◆ Written exercise: Reply with one number: how many lines contain the word "location".
----------
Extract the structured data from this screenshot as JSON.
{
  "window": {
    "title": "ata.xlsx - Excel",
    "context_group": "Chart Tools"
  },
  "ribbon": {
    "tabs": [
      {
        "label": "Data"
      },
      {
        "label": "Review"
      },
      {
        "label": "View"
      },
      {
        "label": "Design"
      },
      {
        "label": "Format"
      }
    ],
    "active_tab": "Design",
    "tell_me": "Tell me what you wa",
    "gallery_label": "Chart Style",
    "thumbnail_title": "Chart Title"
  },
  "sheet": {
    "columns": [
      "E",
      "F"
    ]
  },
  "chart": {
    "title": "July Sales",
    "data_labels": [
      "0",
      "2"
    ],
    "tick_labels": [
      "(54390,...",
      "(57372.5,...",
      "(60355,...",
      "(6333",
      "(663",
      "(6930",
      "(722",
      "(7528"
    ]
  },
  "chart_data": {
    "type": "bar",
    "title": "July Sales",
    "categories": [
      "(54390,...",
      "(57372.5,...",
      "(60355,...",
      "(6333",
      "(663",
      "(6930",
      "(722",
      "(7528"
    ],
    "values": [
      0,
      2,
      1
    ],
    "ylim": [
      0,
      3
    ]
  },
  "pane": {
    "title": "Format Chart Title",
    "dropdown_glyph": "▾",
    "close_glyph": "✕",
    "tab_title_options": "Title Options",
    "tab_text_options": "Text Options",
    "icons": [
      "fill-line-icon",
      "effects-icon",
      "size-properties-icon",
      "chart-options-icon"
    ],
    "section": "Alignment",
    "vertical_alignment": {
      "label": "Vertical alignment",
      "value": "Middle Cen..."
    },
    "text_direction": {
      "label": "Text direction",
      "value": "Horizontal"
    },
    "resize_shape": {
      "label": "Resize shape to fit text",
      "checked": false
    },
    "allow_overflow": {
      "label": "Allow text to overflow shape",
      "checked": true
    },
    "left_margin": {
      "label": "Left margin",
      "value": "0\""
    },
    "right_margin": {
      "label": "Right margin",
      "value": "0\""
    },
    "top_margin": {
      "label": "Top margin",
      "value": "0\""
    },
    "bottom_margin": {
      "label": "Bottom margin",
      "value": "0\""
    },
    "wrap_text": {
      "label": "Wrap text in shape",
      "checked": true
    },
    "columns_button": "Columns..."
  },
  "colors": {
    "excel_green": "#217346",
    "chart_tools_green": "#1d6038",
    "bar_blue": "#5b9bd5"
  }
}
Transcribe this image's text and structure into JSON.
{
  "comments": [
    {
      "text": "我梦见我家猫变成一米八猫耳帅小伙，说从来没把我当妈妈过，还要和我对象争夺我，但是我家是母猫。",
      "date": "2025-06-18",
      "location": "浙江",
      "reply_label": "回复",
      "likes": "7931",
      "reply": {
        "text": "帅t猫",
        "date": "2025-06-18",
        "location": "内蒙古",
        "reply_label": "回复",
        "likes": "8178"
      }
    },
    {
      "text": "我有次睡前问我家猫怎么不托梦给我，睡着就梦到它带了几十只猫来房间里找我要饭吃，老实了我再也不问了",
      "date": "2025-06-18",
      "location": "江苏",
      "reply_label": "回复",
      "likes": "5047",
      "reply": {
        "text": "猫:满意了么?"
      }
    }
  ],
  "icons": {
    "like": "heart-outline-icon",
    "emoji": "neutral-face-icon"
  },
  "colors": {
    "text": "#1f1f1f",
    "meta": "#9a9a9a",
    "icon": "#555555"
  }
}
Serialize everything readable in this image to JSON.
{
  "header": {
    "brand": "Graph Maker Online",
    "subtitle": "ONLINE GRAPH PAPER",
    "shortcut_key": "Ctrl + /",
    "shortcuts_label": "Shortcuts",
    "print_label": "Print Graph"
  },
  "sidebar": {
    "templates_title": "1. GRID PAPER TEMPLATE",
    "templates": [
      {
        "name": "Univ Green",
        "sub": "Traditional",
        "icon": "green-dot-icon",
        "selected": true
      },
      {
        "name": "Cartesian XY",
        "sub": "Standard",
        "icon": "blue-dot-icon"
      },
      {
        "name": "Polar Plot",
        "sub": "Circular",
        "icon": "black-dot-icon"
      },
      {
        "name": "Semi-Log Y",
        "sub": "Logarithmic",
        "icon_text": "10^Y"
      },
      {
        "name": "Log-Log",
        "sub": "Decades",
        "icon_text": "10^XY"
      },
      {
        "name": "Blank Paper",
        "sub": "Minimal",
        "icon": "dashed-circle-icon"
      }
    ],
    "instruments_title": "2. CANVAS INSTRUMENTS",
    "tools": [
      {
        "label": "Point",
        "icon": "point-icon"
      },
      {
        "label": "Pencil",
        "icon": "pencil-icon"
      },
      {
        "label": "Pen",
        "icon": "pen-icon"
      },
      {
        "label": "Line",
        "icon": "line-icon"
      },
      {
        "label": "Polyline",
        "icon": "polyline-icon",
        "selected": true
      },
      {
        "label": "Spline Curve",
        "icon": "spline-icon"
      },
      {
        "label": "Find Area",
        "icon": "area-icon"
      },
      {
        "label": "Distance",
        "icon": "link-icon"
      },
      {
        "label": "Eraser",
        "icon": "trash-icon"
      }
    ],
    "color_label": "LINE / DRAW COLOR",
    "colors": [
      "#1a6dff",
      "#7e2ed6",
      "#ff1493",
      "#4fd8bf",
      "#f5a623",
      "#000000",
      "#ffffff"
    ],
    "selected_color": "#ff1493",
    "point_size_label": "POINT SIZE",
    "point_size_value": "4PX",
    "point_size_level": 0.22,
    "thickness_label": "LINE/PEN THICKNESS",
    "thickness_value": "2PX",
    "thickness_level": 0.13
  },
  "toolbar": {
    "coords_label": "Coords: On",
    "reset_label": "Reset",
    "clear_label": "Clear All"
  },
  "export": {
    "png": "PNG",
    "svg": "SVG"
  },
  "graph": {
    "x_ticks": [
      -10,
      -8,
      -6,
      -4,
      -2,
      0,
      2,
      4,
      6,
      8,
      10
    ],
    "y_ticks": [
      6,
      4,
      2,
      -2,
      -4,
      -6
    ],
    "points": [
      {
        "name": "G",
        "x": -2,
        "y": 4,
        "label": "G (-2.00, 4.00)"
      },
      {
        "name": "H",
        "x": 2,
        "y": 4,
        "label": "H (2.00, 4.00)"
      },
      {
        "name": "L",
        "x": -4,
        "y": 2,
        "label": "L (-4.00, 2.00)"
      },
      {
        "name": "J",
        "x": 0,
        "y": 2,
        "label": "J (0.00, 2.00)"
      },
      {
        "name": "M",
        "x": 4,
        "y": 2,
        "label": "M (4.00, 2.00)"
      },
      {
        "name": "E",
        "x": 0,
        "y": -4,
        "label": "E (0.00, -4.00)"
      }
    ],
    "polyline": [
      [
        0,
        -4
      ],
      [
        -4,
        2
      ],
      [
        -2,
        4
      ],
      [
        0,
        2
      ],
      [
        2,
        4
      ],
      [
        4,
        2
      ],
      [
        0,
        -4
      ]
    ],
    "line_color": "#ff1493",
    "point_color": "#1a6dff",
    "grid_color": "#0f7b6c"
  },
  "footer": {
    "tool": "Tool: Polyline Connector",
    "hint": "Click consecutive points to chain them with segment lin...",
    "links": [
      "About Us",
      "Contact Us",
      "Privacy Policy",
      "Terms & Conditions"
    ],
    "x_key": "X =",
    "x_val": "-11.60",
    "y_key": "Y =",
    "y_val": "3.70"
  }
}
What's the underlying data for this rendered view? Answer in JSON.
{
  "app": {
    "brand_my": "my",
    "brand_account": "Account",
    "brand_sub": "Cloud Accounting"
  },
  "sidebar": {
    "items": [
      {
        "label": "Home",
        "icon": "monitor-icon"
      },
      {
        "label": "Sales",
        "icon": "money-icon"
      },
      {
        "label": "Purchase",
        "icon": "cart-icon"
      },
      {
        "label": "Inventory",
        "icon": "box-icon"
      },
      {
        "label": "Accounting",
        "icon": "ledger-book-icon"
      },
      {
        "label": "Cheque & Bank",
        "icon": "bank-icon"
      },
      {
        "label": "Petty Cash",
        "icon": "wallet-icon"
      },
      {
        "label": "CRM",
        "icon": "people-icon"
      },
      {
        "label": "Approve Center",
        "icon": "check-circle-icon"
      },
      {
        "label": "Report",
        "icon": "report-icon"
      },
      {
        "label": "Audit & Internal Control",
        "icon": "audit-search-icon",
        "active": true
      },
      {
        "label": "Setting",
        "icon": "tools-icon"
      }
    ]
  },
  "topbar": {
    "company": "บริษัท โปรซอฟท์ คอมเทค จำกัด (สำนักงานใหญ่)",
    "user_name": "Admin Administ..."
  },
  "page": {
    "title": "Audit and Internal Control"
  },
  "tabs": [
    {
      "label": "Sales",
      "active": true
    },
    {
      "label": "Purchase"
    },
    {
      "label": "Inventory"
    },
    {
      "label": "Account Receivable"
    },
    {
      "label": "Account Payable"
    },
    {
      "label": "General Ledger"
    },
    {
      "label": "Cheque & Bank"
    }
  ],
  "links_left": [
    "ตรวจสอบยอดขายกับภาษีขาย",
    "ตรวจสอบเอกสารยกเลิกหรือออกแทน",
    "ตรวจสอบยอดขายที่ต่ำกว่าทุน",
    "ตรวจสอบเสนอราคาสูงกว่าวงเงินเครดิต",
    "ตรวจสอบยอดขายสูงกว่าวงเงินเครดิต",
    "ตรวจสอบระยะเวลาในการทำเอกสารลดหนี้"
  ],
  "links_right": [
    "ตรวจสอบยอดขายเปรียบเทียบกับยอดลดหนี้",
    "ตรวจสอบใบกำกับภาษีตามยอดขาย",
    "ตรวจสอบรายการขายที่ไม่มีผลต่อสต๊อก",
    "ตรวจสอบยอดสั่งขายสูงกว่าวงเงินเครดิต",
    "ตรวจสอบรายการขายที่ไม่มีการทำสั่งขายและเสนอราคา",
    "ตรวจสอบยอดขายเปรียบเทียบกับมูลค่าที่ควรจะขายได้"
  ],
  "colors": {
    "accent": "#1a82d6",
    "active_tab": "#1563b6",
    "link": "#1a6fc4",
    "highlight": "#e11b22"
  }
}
----------
◆ Written response: 3